Copy out all the entries exactly.

Data records
>> Begin
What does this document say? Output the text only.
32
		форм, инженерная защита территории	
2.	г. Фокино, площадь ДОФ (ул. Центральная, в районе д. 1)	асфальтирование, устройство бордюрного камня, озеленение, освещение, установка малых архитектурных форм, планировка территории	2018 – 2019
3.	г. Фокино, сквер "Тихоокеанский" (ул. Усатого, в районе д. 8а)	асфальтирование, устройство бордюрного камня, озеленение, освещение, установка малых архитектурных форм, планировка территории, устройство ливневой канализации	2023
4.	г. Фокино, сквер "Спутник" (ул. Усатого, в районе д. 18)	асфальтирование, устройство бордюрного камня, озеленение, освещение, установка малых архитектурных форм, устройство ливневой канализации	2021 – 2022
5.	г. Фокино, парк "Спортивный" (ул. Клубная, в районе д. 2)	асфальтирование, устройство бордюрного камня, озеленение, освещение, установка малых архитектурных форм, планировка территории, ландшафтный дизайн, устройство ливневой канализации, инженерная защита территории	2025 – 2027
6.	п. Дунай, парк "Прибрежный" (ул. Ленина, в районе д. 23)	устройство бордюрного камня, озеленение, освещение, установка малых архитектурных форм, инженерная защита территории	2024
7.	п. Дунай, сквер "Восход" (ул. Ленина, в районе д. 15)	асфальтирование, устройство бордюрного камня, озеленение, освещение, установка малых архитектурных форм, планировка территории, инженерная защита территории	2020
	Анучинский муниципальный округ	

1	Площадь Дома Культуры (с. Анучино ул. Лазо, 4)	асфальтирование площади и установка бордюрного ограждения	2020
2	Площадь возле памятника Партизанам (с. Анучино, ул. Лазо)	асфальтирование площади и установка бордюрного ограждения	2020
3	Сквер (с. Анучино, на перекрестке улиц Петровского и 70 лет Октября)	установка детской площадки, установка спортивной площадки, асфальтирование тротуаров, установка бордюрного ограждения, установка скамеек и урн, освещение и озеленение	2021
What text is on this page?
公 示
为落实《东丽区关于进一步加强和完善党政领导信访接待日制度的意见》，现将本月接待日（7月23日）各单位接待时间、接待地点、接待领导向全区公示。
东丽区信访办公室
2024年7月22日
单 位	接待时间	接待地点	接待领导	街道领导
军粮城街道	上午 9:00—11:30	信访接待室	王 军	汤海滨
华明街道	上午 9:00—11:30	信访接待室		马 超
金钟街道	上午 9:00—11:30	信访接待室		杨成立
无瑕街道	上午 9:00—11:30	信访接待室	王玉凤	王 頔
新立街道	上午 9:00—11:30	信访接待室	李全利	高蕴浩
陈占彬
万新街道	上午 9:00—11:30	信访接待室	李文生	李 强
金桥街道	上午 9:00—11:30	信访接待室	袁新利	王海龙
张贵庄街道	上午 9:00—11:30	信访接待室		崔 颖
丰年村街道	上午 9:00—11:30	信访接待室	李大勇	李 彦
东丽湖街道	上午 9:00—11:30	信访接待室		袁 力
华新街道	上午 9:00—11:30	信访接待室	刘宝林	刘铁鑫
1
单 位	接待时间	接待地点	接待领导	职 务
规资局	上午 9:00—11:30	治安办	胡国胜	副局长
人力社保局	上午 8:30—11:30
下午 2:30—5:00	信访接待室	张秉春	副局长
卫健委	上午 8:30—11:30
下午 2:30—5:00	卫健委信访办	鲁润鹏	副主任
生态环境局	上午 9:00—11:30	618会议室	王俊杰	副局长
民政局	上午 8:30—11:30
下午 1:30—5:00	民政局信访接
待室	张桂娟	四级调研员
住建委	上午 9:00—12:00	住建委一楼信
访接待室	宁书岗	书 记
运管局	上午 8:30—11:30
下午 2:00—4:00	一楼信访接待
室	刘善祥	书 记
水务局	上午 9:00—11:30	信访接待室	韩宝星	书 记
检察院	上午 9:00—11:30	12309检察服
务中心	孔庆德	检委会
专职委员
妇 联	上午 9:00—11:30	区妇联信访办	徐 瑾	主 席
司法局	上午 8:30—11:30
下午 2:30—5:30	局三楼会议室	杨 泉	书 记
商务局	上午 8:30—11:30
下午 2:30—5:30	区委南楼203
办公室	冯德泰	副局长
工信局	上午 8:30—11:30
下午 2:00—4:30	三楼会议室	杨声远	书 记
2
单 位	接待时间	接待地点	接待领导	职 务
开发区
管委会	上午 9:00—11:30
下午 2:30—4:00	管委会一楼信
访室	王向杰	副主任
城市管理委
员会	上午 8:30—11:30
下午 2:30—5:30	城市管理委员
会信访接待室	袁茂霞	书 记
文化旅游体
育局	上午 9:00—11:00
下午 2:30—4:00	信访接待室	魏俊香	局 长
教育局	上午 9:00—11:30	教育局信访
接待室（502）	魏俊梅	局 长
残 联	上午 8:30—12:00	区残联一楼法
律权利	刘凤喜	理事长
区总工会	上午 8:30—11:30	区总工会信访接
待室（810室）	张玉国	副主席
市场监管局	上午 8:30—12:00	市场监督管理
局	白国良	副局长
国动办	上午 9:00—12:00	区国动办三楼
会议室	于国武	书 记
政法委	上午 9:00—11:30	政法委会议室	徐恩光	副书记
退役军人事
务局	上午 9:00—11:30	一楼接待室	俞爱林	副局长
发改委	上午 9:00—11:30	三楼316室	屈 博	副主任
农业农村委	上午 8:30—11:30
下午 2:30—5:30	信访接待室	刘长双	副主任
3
>> End
## [Finished answer]
What does this document say? Output the text only.
32
		форм, инженерная защита территории	
2.	г. Фокино, площадь ДОФ (ул. Центральная, в районе д. 1)	асфальтирование, устройство бордюрного камня, озеленение, освещение, установка малых архитектурных форм, планировка территории	2018 – 2019
3.	г. Фокино, сквер "Тихоокеанский" (ул. Усатого, в районе д. 8а)	асфальтирование, устройство бордюрного камня, озеленение, освещение, установка малых архитектурных форм, планировка территории, устройство ливневой канализации	2023
4.	г. Фокино, сквер "Спутник" (ул. Усатого, в районе д. 18)	асфальтирование, устройство бордюрного камня, озеленение, освещение, установка малых архитектурных форм, устройство ливневой канализации	2021 – 2022
5.	г. Фокино, парк "Спортивный" (ул. Клубная, в районе д. 2)	асфальтирование, устройство бордюрного камня, озеленение, освещение, установка малых архитектурных форм, планировка территории, ландшафтный дизайн, устройство ливневой канализации, инженерная защита территории	2025 – 2027
6.	п. Дунай, парк "Прибрежный" (ул. Ленина, в районе д. 23)	устройство бордюрного камня, озеленение, освещение, установка малых архитектурных форм, инженерная защита территории	2024
7.	п. Дунай, сквер "Восход" (ул. Ленина, в районе д. 15)	асфальтирование, устройство бордюрного камня, озеленение, освещение, установка малых архитектурных форм, планировка территории, инженерная защита территории	2020
	Анучинский муниципальный округ	

1	Площадь Дома Культуры (с. Анучино ул. Лазо, 4)	асфальтирование площади и установка бордюрного ограждения	2020
2	Площадь возле памятника Партизанам (с. Анучино, ул. Лазо)	асфальтирование площади и установка бордюрного ограждения	2020
3	Сквер (с. Анучино, на перекрестке улиц Петровского и 70 лет Октября)	установка детской площадки, установка спортивной площадки, асфальтирование тротуаров, установка бордюрного ограждения, установка скамеек и урн, освещение и озеленение	2021
What text is on this page?
公 示
为落实《东丽区关于进一步加强和完善党政领导信访接待日制度的意见》，现将本月接待日（7月23日）各单位接待时间、接待地点、接待领导向全区公示。
东丽区信访办公室
2024年7月22日
单 位	接待时间	接待地点	接待领导	街道领导
军粮城街道	上午 9:00—11:30	信访接待室	王 军	汤海滨
华明街道	上午 9:00—11:30	信访接待室		马 超
金钟街道	上午 9:00—11:30	信访接待室		杨成立
无瑕街道	上午 9:00—11:30	信访接待室	王玉凤	王 頔
新立街道	上午 9:00—11:30	信访接待室	李全利	高蕴浩
陈占彬
万新街道	上午 9:00—11:30	信访接待室	李文生	李 强
金桥街道	上午 9:00—11:30	信访接待室	袁新利	王海龙
张贵庄街道	上午 9:00—11:30	信访接待室		崔 颖
丰年村街道	上午 9:00—11:30	信访接待室	李大勇	李 彦
东丽湖街道	上午 9:00—11:30	信访接待室		袁 力
华新街道	上午 9:00—11:30	信访接待室	刘宝林	刘铁鑫
1
单 位	接待时间	接待地点	接待领导	职 务
规资局	上午 9:00—11:30	治安办	胡国胜	副局长
人力社保局	上午 8:30—11:30
下午 2:30—5:00	信访接待室	张秉春	副局长
卫健委	上午 8:30—11:30
下午 2:30—5:00	卫健委信访办	鲁润鹏	副主任
生态环境局	上午 9:00—11:30	618会议室	王俊杰	副局长
民政局	上午 8:30—11:30
下午 1:30—5:00	民政局信访接
待室	张桂娟	四级调研员
住建委	上午 9:00—12:00	住建委一楼信
访接待室	宁书岗	书 记
运管局	上午 8:30—11:30
下午 2:00—4:00	一楼信访接待
室	刘善祥	书 记
水务局	上午 9:00—11:30	信访接待室	韩宝星	书 记
检察院	上午 9:00—11:30	12309检察服
务中心	孔庆德	检委会
专职委员
妇 联	上午 9:00—11:30	区妇联信访办	徐 瑾	主 席
司法局	上午 8:30—11:30
下午 2:30—5:30	局三楼会议室	杨 泉	书 记
商务局	上午 8:30—11:30
下午 2:30—5:30	区委南楼203
办公室	冯德泰	副局长
工信局	上午 8:30—11:30
下午 2:00—4:30	三楼会议室	杨声远	书 记
2
单 位	接待时间	接待地点	接待领导	职 务
开发区
管委会	上午 9:00—11:30
下午 2:30—4:00	管委会一楼信
访室	王向杰	副主任
城市管理委
员会	上午 8:30—11:30
下午 2:30—5:30	城市管理委员
会信访接待室	袁茂霞	书 记
文化旅游体
育局	上午 9:00—11:00
下午 2:30—4:00	信访接待室	魏俊香	局 长
教育局	上午 9:00—11:30	教育局信访
接待室（502）	魏俊梅	局 长
残 联	上午 8:30—12:00	区残联一楼法
律权利	刘凤喜	理事长
区总工会	上午 8:30—11:30	区总工会信访接
待室（810室）	张玉国	副主席
市场监管局	上午 8:30—12:00	市场监督管理
局	白国良	副局长
国动办	上午 9:00—12:00	区国动办三楼
会议室	于国武	书 记
政法委	上午 9:00—11:30	政法委会议室	徐恩光	副书记
退役军人事
务局	上午 9:00—11:30	一楼接待室	俞爱林	副局长
发改委	上午 9:00—11:30	三楼316室	屈 博	副主任
农业农村委	上午 8:30—11:30
下午 2:30—5:30	信访接待室	刘长双	副主任
3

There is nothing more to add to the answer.